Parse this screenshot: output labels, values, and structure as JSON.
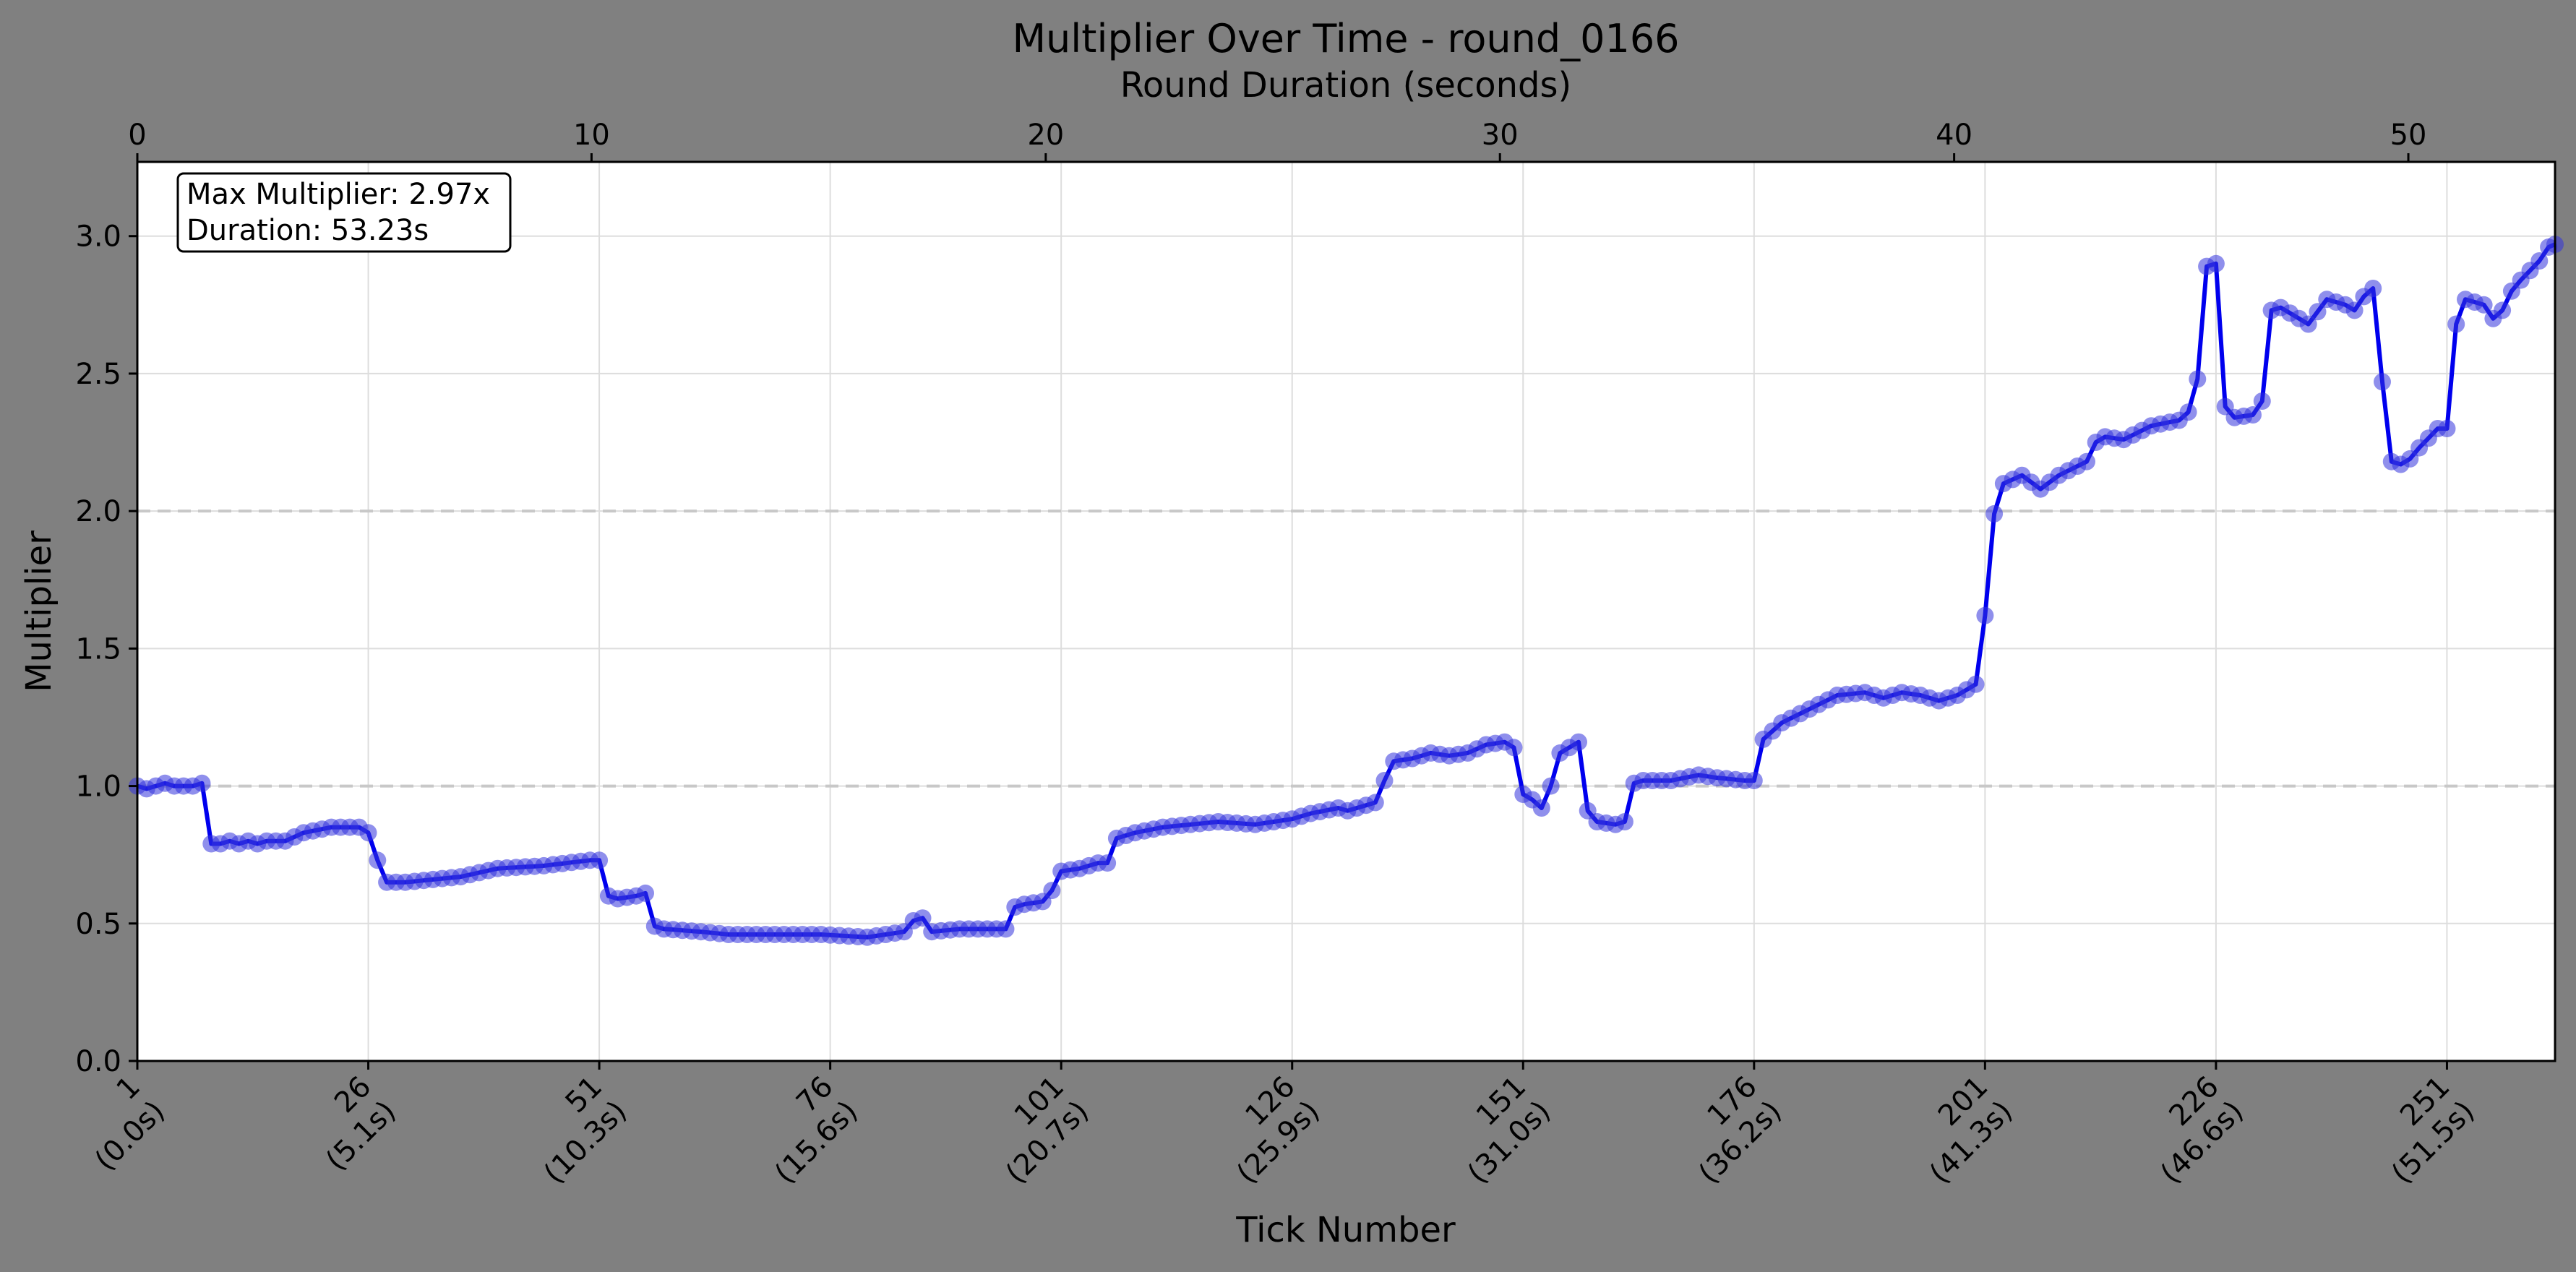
{
  "chart_data": {
    "type": "line",
    "title": "Multiplier Over Time - round_0166",
    "xlabel": "Tick Number",
    "ylabel": "Multiplier",
    "top_xlabel": "Round Duration (seconds)",
    "xlim": [
      1,
      262.7
    ],
    "ylim": [
      0,
      3.27
    ],
    "grid": true,
    "reference_lines": [
      1.0,
      2.0
    ],
    "y_ticks": [
      "0.0",
      "0.5",
      "1.0",
      "1.5",
      "2.0",
      "2.5",
      "3.0"
    ],
    "x_ticks": [
      {
        "tick": 1,
        "line1": "1",
        "line2": "(0.0s)"
      },
      {
        "tick": 26,
        "line1": "26",
        "line2": "(5.1s)"
      },
      {
        "tick": 51,
        "line1": "51",
        "line2": "(10.3s)"
      },
      {
        "tick": 76,
        "line1": "76",
        "line2": "(15.6s)"
      },
      {
        "tick": 101,
        "line1": "101",
        "line2": "(20.7s)"
      },
      {
        "tick": 126,
        "line1": "126",
        "line2": "(25.9s)"
      },
      {
        "tick": 151,
        "line1": "151",
        "line2": "(31.0s)"
      },
      {
        "tick": 176,
        "line1": "176",
        "line2": "(36.2s)"
      },
      {
        "tick": 201,
        "line1": "201",
        "line2": "(41.3s)"
      },
      {
        "tick": 226,
        "line1": "226",
        "line2": "(46.6s)"
      },
      {
        "tick": 251,
        "line1": "251",
        "line2": "(51.5s)"
      }
    ],
    "top_ticks": [
      "0",
      "10",
      "20",
      "30",
      "40",
      "50"
    ],
    "top_xlim": [
      0,
      53.23
    ],
    "info_box": {
      "line1": "Max Multiplier: 2.97x",
      "line2": "Duration: 53.23s"
    },
    "colors": {
      "line": "#0000ee",
      "marker": "#3333dd",
      "background": "#808080",
      "plot_bg": "#ffffff"
    },
    "keypoints": [
      [
        1,
        1.0
      ],
      [
        2,
        0.99
      ],
      [
        3,
        1.0
      ],
      [
        4,
        1.01
      ],
      [
        5,
        1.0
      ],
      [
        6,
        1.0
      ],
      [
        7,
        1.0
      ],
      [
        8,
        1.01
      ],
      [
        9,
        0.79
      ],
      [
        10,
        0.79
      ],
      [
        11,
        0.8
      ],
      [
        12,
        0.79
      ],
      [
        13,
        0.8
      ],
      [
        14,
        0.79
      ],
      [
        15,
        0.8
      ],
      [
        17,
        0.8
      ],
      [
        19,
        0.83
      ],
      [
        22,
        0.85
      ],
      [
        25,
        0.85
      ],
      [
        26,
        0.83
      ],
      [
        27,
        0.73
      ],
      [
        28,
        0.65
      ],
      [
        30,
        0.65
      ],
      [
        33,
        0.66
      ],
      [
        36,
        0.67
      ],
      [
        40,
        0.7
      ],
      [
        45,
        0.71
      ],
      [
        50,
        0.73
      ],
      [
        51,
        0.73
      ],
      [
        52,
        0.6
      ],
      [
        53,
        0.59
      ],
      [
        55,
        0.6
      ],
      [
        56,
        0.61
      ],
      [
        57,
        0.49
      ],
      [
        58,
        0.48
      ],
      [
        62,
        0.47
      ],
      [
        65,
        0.46
      ],
      [
        70,
        0.46
      ],
      [
        75,
        0.46
      ],
      [
        80,
        0.45
      ],
      [
        84,
        0.47
      ],
      [
        85,
        0.51
      ],
      [
        86,
        0.52
      ],
      [
        87,
        0.47
      ],
      [
        90,
        0.48
      ],
      [
        94,
        0.48
      ],
      [
        95,
        0.48
      ],
      [
        96,
        0.56
      ],
      [
        97,
        0.57
      ],
      [
        99,
        0.58
      ],
      [
        100,
        0.62
      ],
      [
        101,
        0.69
      ],
      [
        103,
        0.7
      ],
      [
        105,
        0.72
      ],
      [
        106,
        0.72
      ],
      [
        107,
        0.81
      ],
      [
        109,
        0.83
      ],
      [
        112,
        0.85
      ],
      [
        115,
        0.86
      ],
      [
        118,
        0.87
      ],
      [
        122,
        0.86
      ],
      [
        126,
        0.88
      ],
      [
        128,
        0.9
      ],
      [
        131,
        0.92
      ],
      [
        132,
        0.91
      ],
      [
        133,
        0.92
      ],
      [
        135,
        0.94
      ],
      [
        136,
        1.02
      ],
      [
        137,
        1.09
      ],
      [
        139,
        1.1
      ],
      [
        141,
        1.12
      ],
      [
        143,
        1.11
      ],
      [
        145,
        1.12
      ],
      [
        147,
        1.15
      ],
      [
        149,
        1.16
      ],
      [
        150,
        1.14
      ],
      [
        151,
        0.97
      ],
      [
        152,
        0.95
      ],
      [
        153,
        0.92
      ],
      [
        154,
        1.0
      ],
      [
        155,
        1.12
      ],
      [
        156,
        1.14
      ],
      [
        157,
        1.16
      ],
      [
        158,
        0.91
      ],
      [
        159,
        0.87
      ],
      [
        161,
        0.86
      ],
      [
        162,
        0.87
      ],
      [
        163,
        1.01
      ],
      [
        164,
        1.02
      ],
      [
        167,
        1.02
      ],
      [
        170,
        1.04
      ],
      [
        172,
        1.03
      ],
      [
        175,
        1.02
      ],
      [
        176,
        1.02
      ],
      [
        177,
        1.17
      ],
      [
        179,
        1.23
      ],
      [
        182,
        1.28
      ],
      [
        185,
        1.33
      ],
      [
        188,
        1.34
      ],
      [
        190,
        1.32
      ],
      [
        192,
        1.34
      ],
      [
        194,
        1.33
      ],
      [
        196,
        1.31
      ],
      [
        198,
        1.33
      ],
      [
        200,
        1.37
      ],
      [
        201,
        1.62
      ],
      [
        202,
        1.99
      ],
      [
        203,
        2.1
      ],
      [
        205,
        2.13
      ],
      [
        207,
        2.08
      ],
      [
        209,
        2.13
      ],
      [
        212,
        2.18
      ],
      [
        213,
        2.25
      ],
      [
        214,
        2.27
      ],
      [
        216,
        2.26
      ],
      [
        219,
        2.31
      ],
      [
        222,
        2.33
      ],
      [
        223,
        2.36
      ],
      [
        224,
        2.48
      ],
      [
        225,
        2.89
      ],
      [
        226,
        2.9
      ],
      [
        227,
        2.38
      ],
      [
        228,
        2.34
      ],
      [
        230,
        2.35
      ],
      [
        231,
        2.4
      ],
      [
        232,
        2.73
      ],
      [
        233,
        2.74
      ],
      [
        235,
        2.7
      ],
      [
        236,
        2.68
      ],
      [
        238,
        2.77
      ],
      [
        240,
        2.75
      ],
      [
        241,
        2.73
      ],
      [
        242,
        2.78
      ],
      [
        243,
        2.81
      ],
      [
        244,
        2.47
      ],
      [
        245,
        2.18
      ],
      [
        246,
        2.17
      ],
      [
        247,
        2.19
      ],
      [
        248,
        2.23
      ],
      [
        250,
        2.3
      ],
      [
        251,
        2.3
      ],
      [
        252,
        2.68
      ],
      [
        253,
        2.77
      ],
      [
        255,
        2.75
      ],
      [
        256,
        2.7
      ],
      [
        257,
        2.73
      ],
      [
        258,
        2.8
      ],
      [
        259,
        2.84
      ],
      [
        261,
        2.91
      ],
      [
        262,
        2.96
      ],
      [
        262.7,
        2.97
      ]
    ]
  }
}
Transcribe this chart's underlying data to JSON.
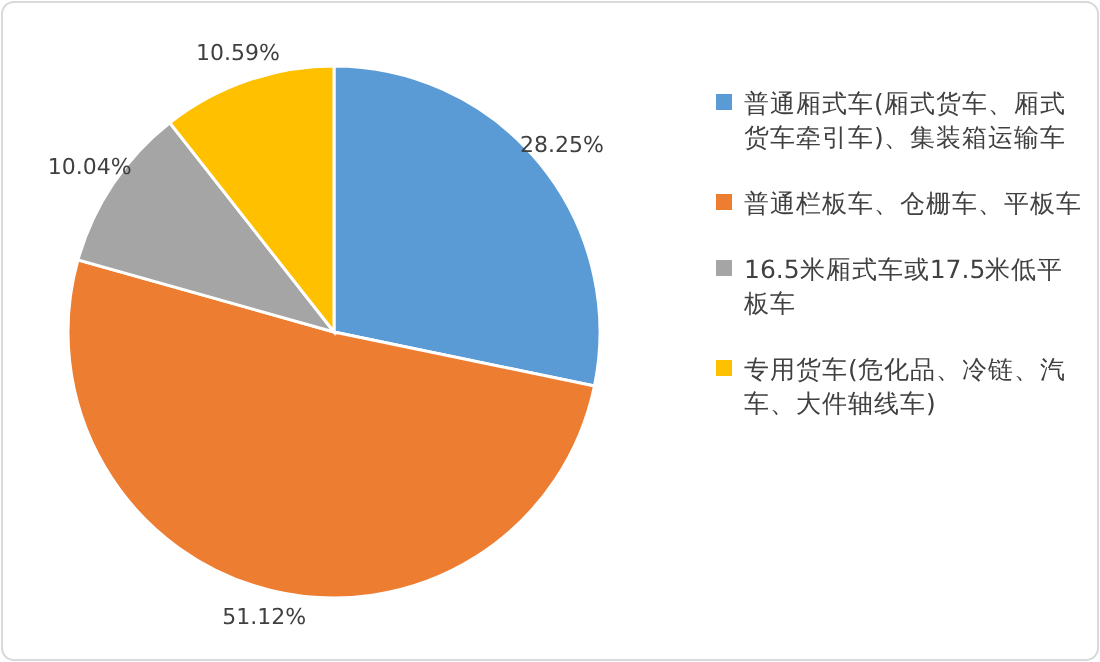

→ Exercise details
Locate the word "Multiplier" in the records above, and return each line that has it.

→ The output
    "title": "Multiplier Over Time - round_0166",
    "ylabel": "Multiplier",
      "line1": "Max Multiplier: 2.97x",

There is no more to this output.